* Stated exercise
From the listing below, pick out each line with the word "multimatch".

* Extracted records
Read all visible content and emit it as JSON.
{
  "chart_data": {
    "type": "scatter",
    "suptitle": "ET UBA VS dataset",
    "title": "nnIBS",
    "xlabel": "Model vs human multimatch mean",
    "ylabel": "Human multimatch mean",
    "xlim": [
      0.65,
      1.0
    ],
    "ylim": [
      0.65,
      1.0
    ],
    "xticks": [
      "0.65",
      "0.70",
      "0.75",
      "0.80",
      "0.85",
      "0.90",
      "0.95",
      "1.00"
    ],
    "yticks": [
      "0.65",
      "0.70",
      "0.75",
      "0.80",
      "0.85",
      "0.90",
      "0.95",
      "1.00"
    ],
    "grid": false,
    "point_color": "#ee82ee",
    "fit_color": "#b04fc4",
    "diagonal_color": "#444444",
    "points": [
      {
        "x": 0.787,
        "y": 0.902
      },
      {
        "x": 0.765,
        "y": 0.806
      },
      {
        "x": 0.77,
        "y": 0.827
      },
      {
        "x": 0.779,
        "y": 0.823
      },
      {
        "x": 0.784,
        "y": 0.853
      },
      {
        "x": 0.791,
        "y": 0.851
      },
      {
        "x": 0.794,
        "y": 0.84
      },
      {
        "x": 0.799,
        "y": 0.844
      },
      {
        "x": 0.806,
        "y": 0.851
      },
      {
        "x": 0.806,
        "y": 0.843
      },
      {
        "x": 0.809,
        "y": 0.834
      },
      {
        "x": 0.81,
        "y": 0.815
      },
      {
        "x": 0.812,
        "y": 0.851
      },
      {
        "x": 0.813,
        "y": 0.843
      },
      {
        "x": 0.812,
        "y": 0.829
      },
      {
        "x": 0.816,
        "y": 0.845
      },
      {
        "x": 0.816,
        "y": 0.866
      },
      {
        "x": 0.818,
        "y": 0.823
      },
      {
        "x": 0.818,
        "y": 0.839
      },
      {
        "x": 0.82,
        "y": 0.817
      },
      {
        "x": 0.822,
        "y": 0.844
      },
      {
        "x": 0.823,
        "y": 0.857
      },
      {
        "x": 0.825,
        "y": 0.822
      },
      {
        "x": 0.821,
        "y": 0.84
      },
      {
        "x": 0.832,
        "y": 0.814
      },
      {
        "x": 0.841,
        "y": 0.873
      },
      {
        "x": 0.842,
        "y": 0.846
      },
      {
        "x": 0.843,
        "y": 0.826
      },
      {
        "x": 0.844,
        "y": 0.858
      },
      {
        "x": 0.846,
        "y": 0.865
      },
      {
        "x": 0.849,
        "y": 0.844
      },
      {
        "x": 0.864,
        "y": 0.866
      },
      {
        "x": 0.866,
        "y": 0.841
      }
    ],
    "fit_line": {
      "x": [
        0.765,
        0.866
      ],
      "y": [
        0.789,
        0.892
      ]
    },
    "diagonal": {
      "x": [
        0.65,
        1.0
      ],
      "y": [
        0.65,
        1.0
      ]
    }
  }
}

* Written response
    "xlabel": "Model vs human multimatch mean",
    "ylabel": "Human multimatch mean",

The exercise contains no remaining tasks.